[Records from a collection]
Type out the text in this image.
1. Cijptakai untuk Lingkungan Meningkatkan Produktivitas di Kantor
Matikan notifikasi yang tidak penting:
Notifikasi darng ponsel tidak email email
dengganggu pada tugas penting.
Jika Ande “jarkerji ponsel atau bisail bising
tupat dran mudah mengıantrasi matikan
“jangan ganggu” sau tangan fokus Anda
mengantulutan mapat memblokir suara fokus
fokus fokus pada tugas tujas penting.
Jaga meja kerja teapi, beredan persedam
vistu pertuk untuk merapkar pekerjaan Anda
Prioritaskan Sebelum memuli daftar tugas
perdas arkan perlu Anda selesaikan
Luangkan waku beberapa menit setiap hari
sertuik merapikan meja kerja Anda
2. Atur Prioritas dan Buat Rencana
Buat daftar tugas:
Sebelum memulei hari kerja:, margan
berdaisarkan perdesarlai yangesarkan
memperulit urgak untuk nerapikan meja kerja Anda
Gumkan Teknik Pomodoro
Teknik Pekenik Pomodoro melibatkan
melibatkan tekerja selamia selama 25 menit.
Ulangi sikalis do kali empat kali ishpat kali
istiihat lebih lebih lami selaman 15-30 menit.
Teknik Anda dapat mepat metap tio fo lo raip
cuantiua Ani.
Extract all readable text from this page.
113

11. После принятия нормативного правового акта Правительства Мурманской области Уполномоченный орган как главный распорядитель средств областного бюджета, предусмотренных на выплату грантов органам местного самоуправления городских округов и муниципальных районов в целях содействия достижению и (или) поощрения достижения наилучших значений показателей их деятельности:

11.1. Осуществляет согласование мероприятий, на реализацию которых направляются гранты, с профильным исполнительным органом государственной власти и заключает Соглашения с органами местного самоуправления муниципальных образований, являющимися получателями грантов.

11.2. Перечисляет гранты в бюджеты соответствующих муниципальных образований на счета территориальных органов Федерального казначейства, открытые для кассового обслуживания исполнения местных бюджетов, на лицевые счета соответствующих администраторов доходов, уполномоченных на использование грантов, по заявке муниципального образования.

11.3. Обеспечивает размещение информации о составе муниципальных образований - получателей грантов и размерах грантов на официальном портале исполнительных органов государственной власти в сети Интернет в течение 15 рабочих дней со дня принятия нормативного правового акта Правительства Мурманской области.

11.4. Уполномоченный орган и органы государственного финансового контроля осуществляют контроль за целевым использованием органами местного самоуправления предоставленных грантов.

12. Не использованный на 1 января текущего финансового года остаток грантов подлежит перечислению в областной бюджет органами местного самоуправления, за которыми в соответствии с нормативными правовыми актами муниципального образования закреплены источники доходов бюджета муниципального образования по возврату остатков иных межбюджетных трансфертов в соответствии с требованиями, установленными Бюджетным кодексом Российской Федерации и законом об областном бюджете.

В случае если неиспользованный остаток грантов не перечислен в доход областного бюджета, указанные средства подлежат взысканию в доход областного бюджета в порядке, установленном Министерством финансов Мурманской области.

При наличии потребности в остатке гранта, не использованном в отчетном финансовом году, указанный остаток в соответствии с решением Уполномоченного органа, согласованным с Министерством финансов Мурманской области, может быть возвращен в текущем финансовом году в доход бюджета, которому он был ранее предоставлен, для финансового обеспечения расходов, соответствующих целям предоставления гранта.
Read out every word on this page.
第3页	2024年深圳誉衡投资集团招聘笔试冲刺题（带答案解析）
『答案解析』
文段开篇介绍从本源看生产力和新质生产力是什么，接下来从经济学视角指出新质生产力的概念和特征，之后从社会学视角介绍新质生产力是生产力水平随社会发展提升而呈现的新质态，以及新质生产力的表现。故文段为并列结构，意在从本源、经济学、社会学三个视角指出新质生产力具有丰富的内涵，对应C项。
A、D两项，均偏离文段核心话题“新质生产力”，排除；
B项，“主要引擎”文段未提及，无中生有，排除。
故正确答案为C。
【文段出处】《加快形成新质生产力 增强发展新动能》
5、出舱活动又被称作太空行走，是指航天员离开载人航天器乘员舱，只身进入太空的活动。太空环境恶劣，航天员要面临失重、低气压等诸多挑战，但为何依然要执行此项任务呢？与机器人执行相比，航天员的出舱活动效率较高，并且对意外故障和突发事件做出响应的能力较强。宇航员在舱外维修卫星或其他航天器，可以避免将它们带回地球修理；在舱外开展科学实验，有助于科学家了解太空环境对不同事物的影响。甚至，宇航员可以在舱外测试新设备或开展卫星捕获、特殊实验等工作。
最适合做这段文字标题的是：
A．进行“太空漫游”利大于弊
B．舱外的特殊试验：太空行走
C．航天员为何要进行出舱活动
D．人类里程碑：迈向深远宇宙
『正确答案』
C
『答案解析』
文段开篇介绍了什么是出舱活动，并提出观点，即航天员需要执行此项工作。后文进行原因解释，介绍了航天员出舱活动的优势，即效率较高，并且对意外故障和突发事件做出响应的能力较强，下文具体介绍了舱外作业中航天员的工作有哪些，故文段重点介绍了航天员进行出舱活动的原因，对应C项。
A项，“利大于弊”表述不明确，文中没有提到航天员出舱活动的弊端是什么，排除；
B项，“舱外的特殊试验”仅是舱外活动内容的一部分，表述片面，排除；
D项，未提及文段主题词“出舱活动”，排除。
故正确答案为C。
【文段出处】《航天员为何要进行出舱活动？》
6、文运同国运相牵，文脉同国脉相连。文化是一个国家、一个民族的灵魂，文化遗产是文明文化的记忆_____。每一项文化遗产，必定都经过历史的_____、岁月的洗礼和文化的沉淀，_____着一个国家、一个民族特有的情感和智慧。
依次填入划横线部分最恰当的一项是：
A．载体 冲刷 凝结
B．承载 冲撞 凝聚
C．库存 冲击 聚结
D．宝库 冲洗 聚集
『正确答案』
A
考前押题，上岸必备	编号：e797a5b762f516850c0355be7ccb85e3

▶ DIRECTIVE:
Print all of the entries again, exactly as written.

▶ RESULT BELOW:
Type out the text in this image.
1. Cijptakai untuk Lingkungan Meningkatkan Produktivitas di Kantor
Matikan notifikasi yang tidak penting:
Notifikasi darng ponsel tidak email email
dengganggu pada tugas penting.
Jika Ande “jarkerji ponsel atau bisail bising
tupat dran mudah mengıantrasi matikan
“jangan ganggu” sau tangan fokus Anda
mengantulutan mapat memblokir suara fokus
fokus fokus pada tugas tujas penting.
Jaga meja kerja teapi, beredan persedam
vistu pertuk untuk merapkar pekerjaan Anda
Prioritaskan Sebelum memuli daftar tugas
perdas arkan perlu Anda selesaikan
Luangkan waku beberapa menit setiap hari
sertuik merapikan meja kerja Anda
2. Atur Prioritas dan Buat Rencana
Buat daftar tugas:
Sebelum memulei hari kerja:, margan
berdaisarkan perdesarlai yangesarkan
memperulit urgak untuk nerapikan meja kerja Anda
Gumkan Teknik Pomodoro
Teknik Pekenik Pomodoro melibatkan
melibatkan tekerja selamia selama 25 menit.
Ulangi sikalis do kali empat kali ishpat kali
istiihat lebih lebih lami selaman 15-30 menit.
Teknik Anda dapat mepat metap tio fo lo raip
cuantiua Ani.
Extract all readable text from this page.
113

11. После принятия нормативного правового акта Правительства Мурманской области Уполномоченный орган как главный распорядитель средств областного бюджета, предусмотренных на выплату грантов органам местного самоуправления городских округов и муниципальных районов в целях содействия достижению и (или) поощрения достижения наилучших значений показателей их деятельности:

11.1. Осуществляет согласование мероприятий, на реализацию которых направляются гранты, с профильным исполнительным органом государственной власти и заключает Соглашения с органами местного самоуправления муниципальных образований, являющимися получателями грантов.

11.2. Перечисляет гранты в бюджеты соответствующих муниципальных образований на счета территориальных органов Федерального казначейства, открытые для кассового обслуживания исполнения местных бюджетов, на лицевые счета соответствующих администраторов доходов, уполномоченных на использование грантов, по заявке муниципального образования.

11.3. Обеспечивает размещение информации о составе муниципальных образований - получателей грантов и размерах грантов на официальном портале исполнительных органов государственной власти в сети Интернет в течение 15 рабочих дней со дня принятия нормативного правового акта Правительства Мурманской области.

11.4. Уполномоченный орган и органы государственного финансового контроля осуществляют контроль за целевым использованием органами местного самоуправления предоставленных грантов.

12. Не использованный на 1 января текущего финансового года остаток грантов подлежит перечислению в областной бюджет органами местного самоуправления, за которыми в соответствии с нормативными правовыми актами муниципального образования закреплены источники доходов бюджета муниципального образования по возврату остатков иных межбюджетных трансфертов в соответствии с требованиями, установленными Бюджетным кодексом Российской Федерации и законом об областном бюджете.

В случае если неиспользованный остаток грантов не перечислен в доход областного бюджета, указанные средства подлежат взысканию в доход областного бюджета в порядке, установленном Министерством финансов Мурманской области.

При наличии потребности в остатке гранта, не использованном в отчетном финансовом году, указанный остаток в соответствии с решением Уполномоченного органа, согласованным с Министерством финансов Мурманской области, может быть возвращен в текущем финансовом году в доход бюджета, которому он был ранее предоставлен, для финансового обеспечения расходов, соответствующих целям предоставления гранта.
Read out every word on this page.
第3页	2024年深圳誉衡投资集团招聘笔试冲刺题（带答案解析）
『答案解析』
文段开篇介绍从本源看生产力和新质生产力是什么，接下来从经济学视角指出新质生产力的概念和特征，之后从社会学视角介绍新质生产力是生产力水平随社会发展提升而呈现的新质态，以及新质生产力的表现。故文段为并列结构，意在从本源、经济学、社会学三个视角指出新质生产力具有丰富的内涵，对应C项。
A、D两项，均偏离文段核心话题“新质生产力”，排除；
B项，“主要引擎”文段未提及，无中生有，排除。
故正确答案为C。
【文段出处】《加快形成新质生产力 增强发展新动能》
5、出舱活动又被称作太空行走，是指航天员离开载人航天器乘员舱，只身进入太空的活动。太空环境恶劣，航天员要面临失重、低气压等诸多挑战，但为何依然要执行此项任务呢？与机器人执行相比，航天员的出舱活动效率较高，并且对意外故障和突发事件做出响应的能力较强。宇航员在舱外维修卫星或其他航天器，可以避免将它们带回地球修理；在舱外开展科学实验，有助于科学家了解太空环境对不同事物的影响。甚至，宇航员可以在舱外测试新设备或开展卫星捕获、特殊实验等工作。
最适合做这段文字标题的是：
A．进行“太空漫游”利大于弊
B．舱外的特殊试验：太空行走
C．航天员为何要进行出舱活动
D．人类里程碑：迈向深远宇宙
『正确答案』
C
『答案解析』
文段开篇介绍了什么是出舱活动，并提出观点，即航天员需要执行此项工作。后文进行原因解释，介绍了航天员出舱活动的优势，即效率较高，并且对意外故障和突发事件做出响应的能力较强，下文具体介绍了舱外作业中航天员的工作有哪些，故文段重点介绍了航天员进行出舱活动的原因，对应C项。
A项，“利大于弊”表述不明确，文中没有提到航天员出舱活动的弊端是什么，排除；
B项，“舱外的特殊试验”仅是舱外活动内容的一部分，表述片面，排除；
D项，未提及文段主题词“出舱活动”，排除。
故正确答案为C。
【文段出处】《航天员为何要进行出舱活动？》
6、文运同国运相牵，文脉同国脉相连。文化是一个国家、一个民族的灵魂，文化遗产是文明文化的记忆_____。每一项文化遗产，必定都经过历史的_____、岁月的洗礼和文化的沉淀，_____着一个国家、一个民族特有的情感和智慧。
依次填入划横线部分最恰当的一项是：
A．载体 冲刷 凝结
B．承载 冲撞 凝聚
C．库存 冲击 聚结
D．宝库 冲洗 聚集
『正确答案』
A
考前押题，上岸必备	编号：e797a5b762f516850c0355be7ccb85e3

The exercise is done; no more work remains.